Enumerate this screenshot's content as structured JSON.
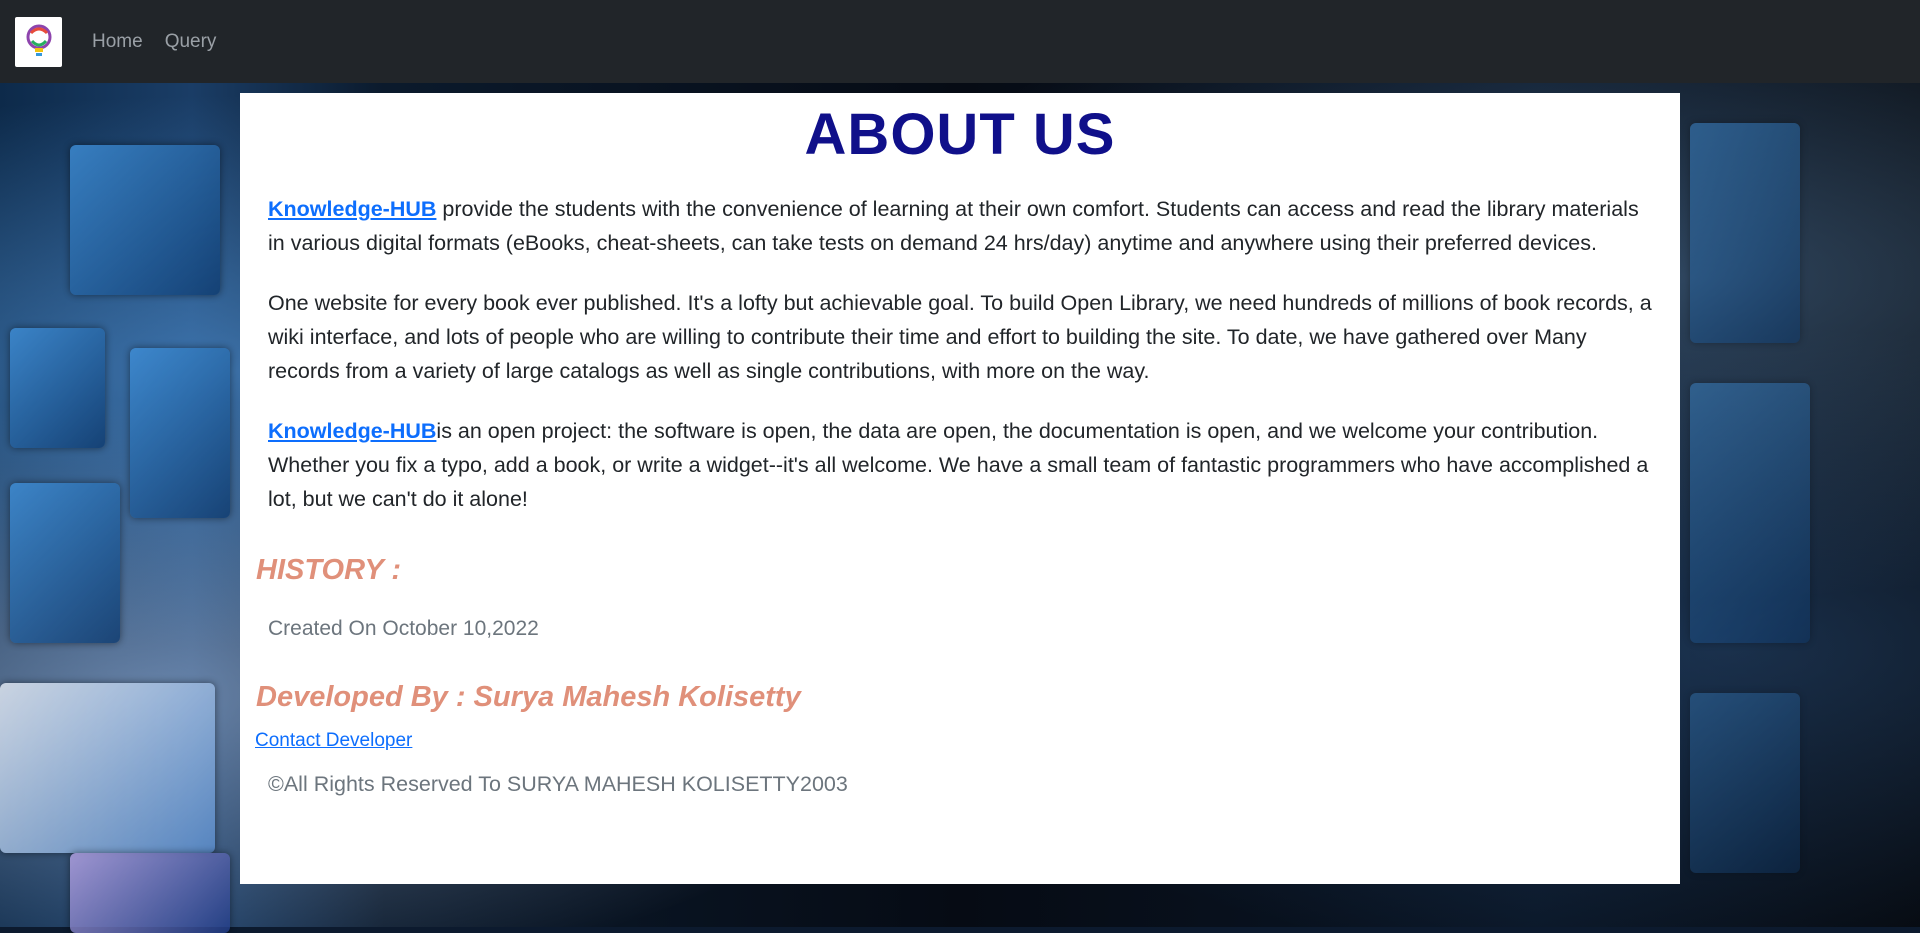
{
  "navbar": {
    "links": [
      "Home",
      "Query"
    ]
  },
  "main": {
    "title": "ABOUT US",
    "para1": {
      "link": "Knowledge-HUB",
      "text": " provide the students with the convenience of learning at their own comfort. Students can access and read the library materials in various digital formats (eBooks, cheat-sheets, can take tests on demand 24 hrs/day) anytime and anywhere using their preferred devices."
    },
    "para2": {
      "text": "One website for every book ever published. It's a lofty but achievable goal. To build Open Library, we need hundreds of millions of book records, a wiki interface, and lots of people who are willing to contribute their time and effort to building the site. To date, we have gathered over Many records from a variety of large catalogs as well as single contributions, with more on the way."
    },
    "para3": {
      "link": "Knowledge-HUB",
      "text": "is an open project: the software is open, the data are open, the documentation is open, and we welcome your contribution. Whether you fix a typo, add a book, or write a widget--it's all welcome. We have a small team of fantastic programmers who have accomplished a lot, but we can't do it alone!"
    },
    "history_heading": "HISTORY :",
    "created_text": "Created On October 10,2022",
    "developer_heading": "Developed By : Surya Mahesh Kolisetty",
    "contact_link": "Contact Developer",
    "rights_text": "©All Rights Reserved To SURYA MAHESH KOLISETTY2003"
  },
  "colors": {
    "navbar_bg": "#212529",
    "title": "#10108a",
    "link": "#0d6efd",
    "heading_orange": "#e0907a",
    "muted": "#6c757d"
  }
}
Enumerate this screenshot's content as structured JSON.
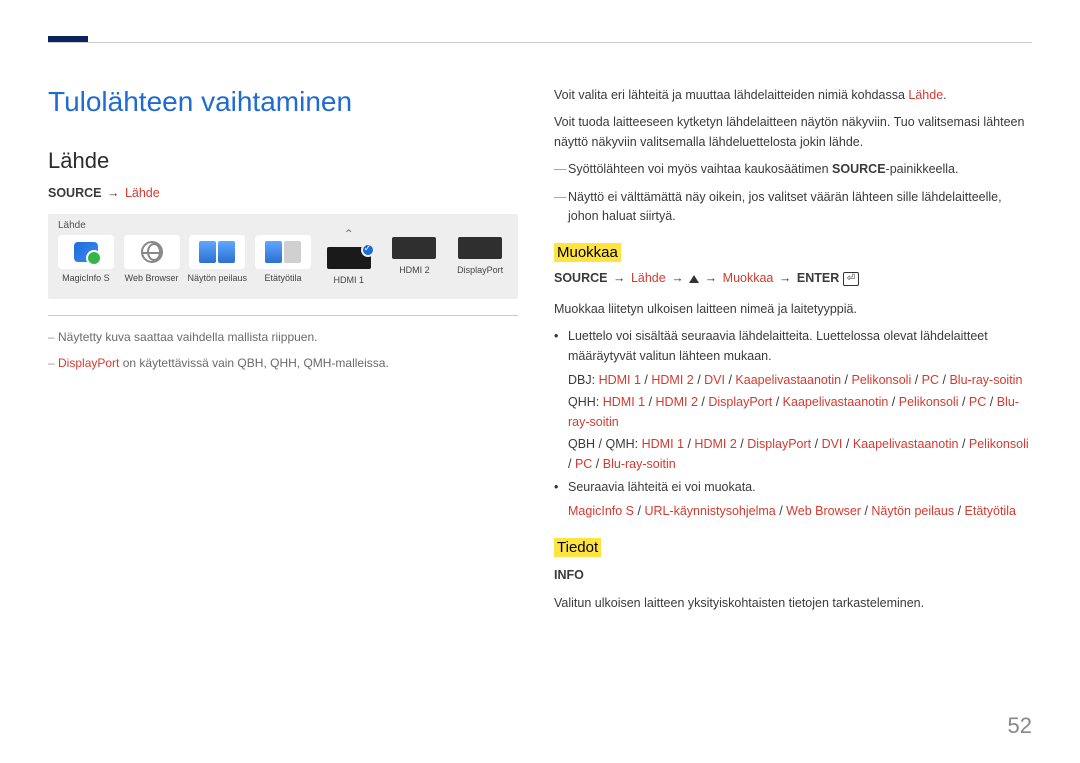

* [TO DO]: Leave the images out, please, and restate each line word for word.

* [FULL ANSWER]:
Enumerate this screenshot's content as structured JSON.
{
  "navbar": {
    "links": [
      "Home",
      "Query"
    ]
  },
  "main": {
    "title": "ABOUT US",
    "para1": {
      "link": "Knowledge-HUB",
      "text": " provide the students with the convenience of learning at their own comfort. Students can access and read the library materials in various digital formats (eBooks, cheat-sheets, can take tests on demand 24 hrs/day) anytime and anywhere using their preferred devices."
    },
    "para2": {
      "text": "One website for every book ever published. It's a lofty but achievable goal. To build Open Library, we need hundreds of millions of book records, a wiki interface, and lots of people who are willing to contribute their time and effort to building the site. To date, we have gathered over Many records from a variety of large catalogs as well as single contributions, with more on the way."
    },
    "para3": {
      "link": "Knowledge-HUB",
      "text": "is an open project: the software is open, the data are open, the documentation is open, and we welcome your contribution. Whether you fix a typo, add a book, or write a widget--it's all welcome. We have a small team of fantastic programmers who have accomplished a lot, but we can't do it alone!"
    },
    "history_heading": "HISTORY :",
    "created_text": "Created On October 10,2022",
    "developer_heading": "Developed By : Surya Mahesh Kolisetty",
    "contact_link": "Contact Developer",
    "rights_text": "©All Rights Reserved To SURYA MAHESH KOLISETTY2003"
  },
  "colors": {
    "navbar_bg": "#212529",
    "title": "#10108a",
    "link": "#0d6efd",
    "heading_orange": "#e0907a",
    "muted": "#6c757d"
  }
}
Enumerate this screenshot's content as structured JSON.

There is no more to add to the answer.